GIVEN PROBLEM:
Provide only the number of lines in the records below that include "Система".

>> Start EXTRACTED DATA

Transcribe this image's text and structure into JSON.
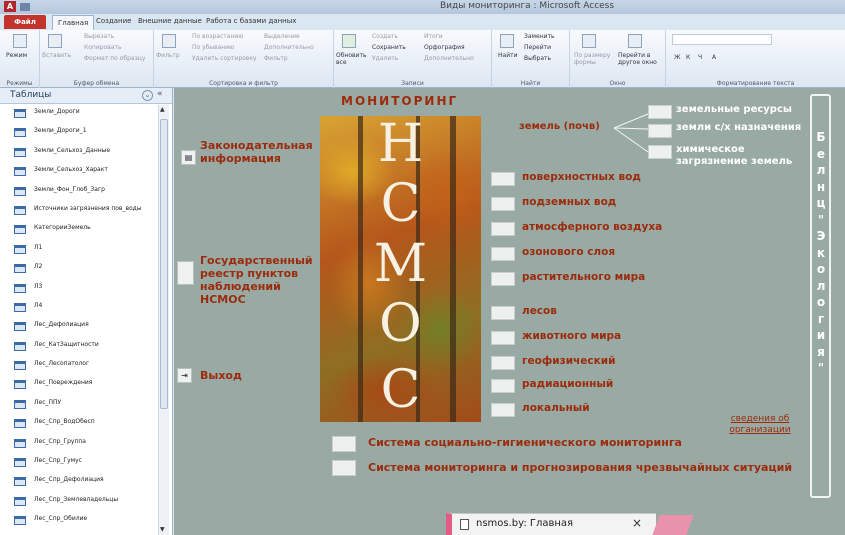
{
  "window": {
    "title": "Виды мониторинга : Microsoft Access",
    "qat_icon": "access-icon"
  },
  "tabs": {
    "file": "Файл",
    "items": [
      "Главная",
      "Создание",
      "Внешние данные",
      "Работа с базами данных"
    ]
  },
  "ribbon": {
    "groups": [
      {
        "label": "Режимы",
        "buttons": [
          "Режим"
        ]
      },
      {
        "label": "Буфер обмена",
        "buttons": [
          "Вставить",
          "Вырезать",
          "Копировать",
          "Формат по образцу"
        ]
      },
      {
        "label": "Сортировка и фильтр",
        "buttons": [
          "Фильтр",
          "По возрастанию",
          "По убыванию",
          "Удалить сортировку",
          "Выделение",
          "Дополнительно",
          "Фильтр"
        ]
      },
      {
        "label": "Записи",
        "buttons": [
          "Обновить все",
          "Создать",
          "Сохранить",
          "Удалить",
          "Итоги",
          "Орфография",
          "Дополнительно"
        ]
      },
      {
        "label": "Найти",
        "buttons": [
          "Найти",
          "Заменить",
          "Перейти",
          "Выбрать"
        ]
      },
      {
        "label": "Окно",
        "buttons": [
          "По размеру формы",
          "Перейти в другое окно"
        ]
      },
      {
        "label": "Форматирование текста",
        "buttons": [
          "Ж",
          "К",
          "Ч",
          "А"
        ]
      }
    ]
  },
  "nav": {
    "header": "Таблицы",
    "items": [
      "Земли_Дороги",
      "Земли_Дороги_1",
      "Земли_Сельхоз_Данные",
      "Земли_Сельхоз_Характ",
      "Земли_Фон_Глоб_Загр",
      "Источники загрязнения пов_воды",
      "КатегорииЗемель",
      "Л1",
      "Л2",
      "Л3",
      "Л4",
      "Лес_Дефолиация",
      "Лес_КатЗащитности",
      "Лес_Лесопатолог",
      "Лес_Повреждения",
      "Лес_ППУ",
      "Лес_Спр_ВодОбесп",
      "Лес_Спр_Группа",
      "Лес_Спр_Гумус",
      "Лес_Спр_Дефолиация",
      "Лес_Спр_Землевладельцы",
      "Лес_Спр_Обилие"
    ]
  },
  "form": {
    "title": "МОНИТОРИНГ",
    "photo_letters": [
      "Н",
      "С",
      "М",
      "О",
      "С"
    ],
    "left_buttons": {
      "legislation": "Законодательная информация",
      "registry": "Государственный реестр пунктов наблюдений НСМОС",
      "exit": "Выход"
    },
    "land_label": "земель (почв)",
    "land_subitems": [
      "земельные ресурсы",
      "земли с/х назначения",
      "химическое загрязнение земель"
    ],
    "monitoring_types": [
      "поверхностных вод",
      "подземных вод",
      "атмосферного воздуха",
      "озонового слоя",
      "растительного мира",
      "лесов",
      "животного мира",
      "геофизический",
      "радиационный",
      "локальный"
    ],
    "org_link": "сведения об организации",
    "systems": [
      "Система социально-гигиенического мониторинга",
      "Система мониторинга и прогнозирования чрезвычайных ситуаций"
    ],
    "vertical_text": "Белнц\"Экология\""
  },
  "browser": {
    "tab_title": "nsmos.by: Главная",
    "close": "×"
  }
}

>> End EXTRACTED DATA

FINISHED EXERCISE:
2